Records excerpted from a collection

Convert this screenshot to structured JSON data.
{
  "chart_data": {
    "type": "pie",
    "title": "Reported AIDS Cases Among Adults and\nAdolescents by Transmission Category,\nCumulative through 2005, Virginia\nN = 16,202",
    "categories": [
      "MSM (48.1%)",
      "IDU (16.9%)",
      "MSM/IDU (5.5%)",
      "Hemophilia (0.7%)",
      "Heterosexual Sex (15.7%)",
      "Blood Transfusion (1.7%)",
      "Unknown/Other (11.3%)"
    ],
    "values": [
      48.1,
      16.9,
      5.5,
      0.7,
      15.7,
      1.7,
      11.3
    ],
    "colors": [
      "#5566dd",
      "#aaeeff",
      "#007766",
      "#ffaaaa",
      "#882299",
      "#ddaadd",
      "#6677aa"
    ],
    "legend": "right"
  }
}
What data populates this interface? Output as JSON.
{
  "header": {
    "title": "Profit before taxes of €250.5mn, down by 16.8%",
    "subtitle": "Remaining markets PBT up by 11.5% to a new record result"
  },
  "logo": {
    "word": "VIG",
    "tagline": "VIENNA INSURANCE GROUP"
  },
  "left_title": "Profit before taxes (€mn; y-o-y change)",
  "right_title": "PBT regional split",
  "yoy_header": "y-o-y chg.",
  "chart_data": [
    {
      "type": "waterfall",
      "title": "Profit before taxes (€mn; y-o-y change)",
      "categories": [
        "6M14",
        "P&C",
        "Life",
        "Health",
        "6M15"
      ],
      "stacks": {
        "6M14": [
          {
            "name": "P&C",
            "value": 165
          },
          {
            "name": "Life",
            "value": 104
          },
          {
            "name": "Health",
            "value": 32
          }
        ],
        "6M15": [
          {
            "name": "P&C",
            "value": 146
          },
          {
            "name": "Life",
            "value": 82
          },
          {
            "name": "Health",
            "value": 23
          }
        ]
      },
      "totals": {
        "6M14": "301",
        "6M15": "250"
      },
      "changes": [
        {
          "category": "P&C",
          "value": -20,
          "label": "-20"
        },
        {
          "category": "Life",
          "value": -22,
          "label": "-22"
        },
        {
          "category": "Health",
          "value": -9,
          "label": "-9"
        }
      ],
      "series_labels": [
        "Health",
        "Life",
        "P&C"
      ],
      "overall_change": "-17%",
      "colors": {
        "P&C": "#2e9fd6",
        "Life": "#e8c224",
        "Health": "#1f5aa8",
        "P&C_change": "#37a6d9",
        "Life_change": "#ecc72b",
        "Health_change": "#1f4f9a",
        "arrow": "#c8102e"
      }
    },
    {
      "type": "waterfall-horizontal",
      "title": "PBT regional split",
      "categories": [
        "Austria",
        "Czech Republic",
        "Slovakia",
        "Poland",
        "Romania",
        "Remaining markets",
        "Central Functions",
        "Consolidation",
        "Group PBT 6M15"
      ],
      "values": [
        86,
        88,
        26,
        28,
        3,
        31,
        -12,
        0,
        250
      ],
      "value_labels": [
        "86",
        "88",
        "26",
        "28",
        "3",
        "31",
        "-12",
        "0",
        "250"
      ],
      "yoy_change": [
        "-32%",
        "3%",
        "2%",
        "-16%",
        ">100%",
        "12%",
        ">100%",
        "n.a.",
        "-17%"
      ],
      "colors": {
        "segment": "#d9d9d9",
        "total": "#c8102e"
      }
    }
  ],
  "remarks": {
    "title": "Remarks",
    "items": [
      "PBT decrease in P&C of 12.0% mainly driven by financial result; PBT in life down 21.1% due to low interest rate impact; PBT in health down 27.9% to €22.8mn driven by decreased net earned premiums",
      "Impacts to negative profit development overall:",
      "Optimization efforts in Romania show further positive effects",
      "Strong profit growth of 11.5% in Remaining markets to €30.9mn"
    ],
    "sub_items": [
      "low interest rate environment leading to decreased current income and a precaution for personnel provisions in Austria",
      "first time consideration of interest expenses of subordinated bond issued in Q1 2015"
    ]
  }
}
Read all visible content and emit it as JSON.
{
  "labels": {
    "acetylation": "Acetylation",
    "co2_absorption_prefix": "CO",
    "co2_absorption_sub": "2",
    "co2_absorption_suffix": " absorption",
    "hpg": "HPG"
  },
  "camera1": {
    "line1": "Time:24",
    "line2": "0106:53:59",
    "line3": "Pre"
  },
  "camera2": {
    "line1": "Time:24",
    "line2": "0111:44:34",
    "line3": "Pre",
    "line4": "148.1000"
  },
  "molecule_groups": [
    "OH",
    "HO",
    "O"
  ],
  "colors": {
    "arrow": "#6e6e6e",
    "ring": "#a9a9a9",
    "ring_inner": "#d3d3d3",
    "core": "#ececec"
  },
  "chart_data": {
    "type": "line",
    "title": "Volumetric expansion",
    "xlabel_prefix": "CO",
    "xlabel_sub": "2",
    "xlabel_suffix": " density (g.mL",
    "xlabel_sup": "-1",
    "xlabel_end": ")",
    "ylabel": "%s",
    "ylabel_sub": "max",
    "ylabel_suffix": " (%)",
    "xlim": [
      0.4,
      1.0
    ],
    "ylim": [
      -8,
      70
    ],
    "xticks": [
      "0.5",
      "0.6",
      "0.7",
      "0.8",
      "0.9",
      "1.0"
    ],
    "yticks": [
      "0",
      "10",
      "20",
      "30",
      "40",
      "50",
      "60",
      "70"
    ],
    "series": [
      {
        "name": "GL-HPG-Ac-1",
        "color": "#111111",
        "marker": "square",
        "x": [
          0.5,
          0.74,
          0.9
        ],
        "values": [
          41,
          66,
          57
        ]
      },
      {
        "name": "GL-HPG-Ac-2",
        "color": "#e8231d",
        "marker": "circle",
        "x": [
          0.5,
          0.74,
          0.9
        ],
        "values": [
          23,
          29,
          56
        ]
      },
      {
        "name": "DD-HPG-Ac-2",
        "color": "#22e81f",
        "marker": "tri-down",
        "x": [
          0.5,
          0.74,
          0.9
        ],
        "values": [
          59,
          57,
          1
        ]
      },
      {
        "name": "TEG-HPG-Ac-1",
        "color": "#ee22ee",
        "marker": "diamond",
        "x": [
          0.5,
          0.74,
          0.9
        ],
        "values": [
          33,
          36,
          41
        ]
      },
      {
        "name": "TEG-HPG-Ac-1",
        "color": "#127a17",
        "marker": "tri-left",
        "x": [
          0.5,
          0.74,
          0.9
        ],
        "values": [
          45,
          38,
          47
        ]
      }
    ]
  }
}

WRITTEN INSTRUCTION. Output each entry precisely as given.

TASK RESPONSE.
Convert this screenshot to structured JSON data.
{
  "chart_data": {
    "type": "pie",
    "title": "Reported AIDS Cases Among Adults and\nAdolescents by Transmission Category,\nCumulative through 2005, Virginia\nN = 16,202",
    "categories": [
      "MSM (48.1%)",
      "IDU (16.9%)",
      "MSM/IDU (5.5%)",
      "Hemophilia (0.7%)",
      "Heterosexual Sex (15.7%)",
      "Blood Transfusion (1.7%)",
      "Unknown/Other (11.3%)"
    ],
    "values": [
      48.1,
      16.9,
      5.5,
      0.7,
      15.7,
      1.7,
      11.3
    ],
    "colors": [
      "#5566dd",
      "#aaeeff",
      "#007766",
      "#ffaaaa",
      "#882299",
      "#ddaadd",
      "#6677aa"
    ],
    "legend": "right"
  }
}
What data populates this interface? Output as JSON.
{
  "header": {
    "title": "Profit before taxes of €250.5mn, down by 16.8%",
    "subtitle": "Remaining markets PBT up by 11.5% to a new record result"
  },
  "logo": {
    "word": "VIG",
    "tagline": "VIENNA INSURANCE GROUP"
  },
  "left_title": "Profit before taxes (€mn; y-o-y change)",
  "right_title": "PBT regional split",
  "yoy_header": "y-o-y chg.",
  "chart_data": [
    {
      "type": "waterfall",
      "title": "Profit before taxes (€mn; y-o-y change)",
      "categories": [
        "6M14",
        "P&C",
        "Life",
        "Health",
        "6M15"
      ],
      "stacks": {
        "6M14": [
          {
            "name": "P&C",
            "value": 165
          },
          {
            "name": "Life",
            "value": 104
          },
          {
            "name": "Health",
            "value": 32
          }
        ],
        "6M15": [
          {
            "name": "P&C",
            "value": 146
          },
          {
            "name": "Life",
            "value": 82
          },
          {
            "name": "Health",
            "value": 23
          }
        ]
      },
      "totals": {
        "6M14": "301",
        "6M15": "250"
      },
      "changes": [
        {
          "category": "P&C",
          "value": -20,
          "label": "-20"
        },
        {
          "category": "Life",
          "value": -22,
          "label": "-22"
        },
        {
          "category": "Health",
          "value": -9,
          "label": "-9"
        }
      ],
      "series_labels": [
        "Health",
        "Life",
        "P&C"
      ],
      "overall_change": "-17%",
      "colors": {
        "P&C": "#2e9fd6",
        "Life": "#e8c224",
        "Health": "#1f5aa8",
        "P&C_change": "#37a6d9",
        "Life_change": "#ecc72b",
        "Health_change": "#1f4f9a",
        "arrow": "#c8102e"
      }
    },
    {
      "type": "waterfall-horizontal",
      "title": "PBT regional split",
      "categories": [
        "Austria",
        "Czech Republic",
        "Slovakia",
        "Poland",
        "Romania",
        "Remaining markets",
        "Central Functions",
        "Consolidation",
        "Group PBT 6M15"
      ],
      "values": [
        86,
        88,
        26,
        28,
        3,
        31,
        -12,
        0,
        250
      ],
      "value_labels": [
        "86",
        "88",
        "26",
        "28",
        "3",
        "31",
        "-12",
        "0",
        "250"
      ],
      "yoy_change": [
        "-32%",
        "3%",
        "2%",
        "-16%",
        ">100%",
        "12%",
        ">100%",
        "n.a.",
        "-17%"
      ],
      "colors": {
        "segment": "#d9d9d9",
        "total": "#c8102e"
      }
    }
  ],
  "remarks": {
    "title": "Remarks",
    "items": [
      "PBT decrease in P&C of 12.0% mainly driven by financial result; PBT in life down 21.1% due to low interest rate impact; PBT in health down 27.9% to €22.8mn driven by decreased net earned premiums",
      "Impacts to negative profit development overall:",
      "Optimization efforts in Romania show further positive effects",
      "Strong profit growth of 11.5% in Remaining markets to €30.9mn"
    ],
    "sub_items": [
      "low interest rate environment leading to decreased current income and a precaution for personnel provisions in Austria",
      "first time consideration of interest expenses of subordinated bond issued in Q1 2015"
    ]
  }
}
Read all visible content and emit it as JSON.
{
  "labels": {
    "acetylation": "Acetylation",
    "co2_absorption_prefix": "CO",
    "co2_absorption_sub": "2",
    "co2_absorption_suffix": " absorption",
    "hpg": "HPG"
  },
  "camera1": {
    "line1": "Time:24",
    "line2": "0106:53:59",
    "line3": "Pre"
  },
  "camera2": {
    "line1": "Time:24",
    "line2": "0111:44:34",
    "line3": "Pre",
    "line4": "148.1000"
  },
  "molecule_groups": [
    "OH",
    "HO",
    "O"
  ],
  "colors": {
    "arrow": "#6e6e6e",
    "ring": "#a9a9a9",
    "ring_inner": "#d3d3d3",
    "core": "#ececec"
  },
  "chart_data": {
    "type": "line",
    "title": "Volumetric expansion",
    "xlabel_prefix": "CO",
    "xlabel_sub": "2",
    "xlabel_suffix": " density (g.mL",
    "xlabel_sup": "-1",
    "xlabel_end": ")",
    "ylabel": "%s",
    "ylabel_sub": "max",
    "ylabel_suffix": " (%)",
    "xlim": [
      0.4,
      1.0
    ],
    "ylim": [
      -8,
      70
    ],
    "xticks": [
      "0.5",
      "0.6",
      "0.7",
      "0.8",
      "0.9",
      "1.0"
    ],
    "yticks": [
      "0",
      "10",
      "20",
      "30",
      "40",
      "50",
      "60",
      "70"
    ],
    "series": [
      {
        "name": "GL-HPG-Ac-1",
        "color": "#111111",
        "marker": "square",
        "x": [
          0.5,
          0.74,
          0.9
        ],
        "values": [
          41,
          66,
          57
        ]
      },
      {
        "name": "GL-HPG-Ac-2",
        "color": "#e8231d",
        "marker": "circle",
        "x": [
          0.5,
          0.74,
          0.9
        ],
        "values": [
          23,
          29,
          56
        ]
      },
      {
        "name": "DD-HPG-Ac-2",
        "color": "#22e81f",
        "marker": "tri-down",
        "x": [
          0.5,
          0.74,
          0.9
        ],
        "values": [
          59,
          57,
          1
        ]
      },
      {
        "name": "TEG-HPG-Ac-1",
        "color": "#ee22ee",
        "marker": "diamond",
        "x": [
          0.5,
          0.74,
          0.9
        ],
        "values": [
          33,
          36,
          41
        ]
      },
      {
        "name": "TEG-HPG-Ac-1",
        "color": "#127a17",
        "marker": "tri-left",
        "x": [
          0.5,
          0.74,
          0.9
        ],
        "values": [
          45,
          38,
          47
        ]
      }
    ]
  }
}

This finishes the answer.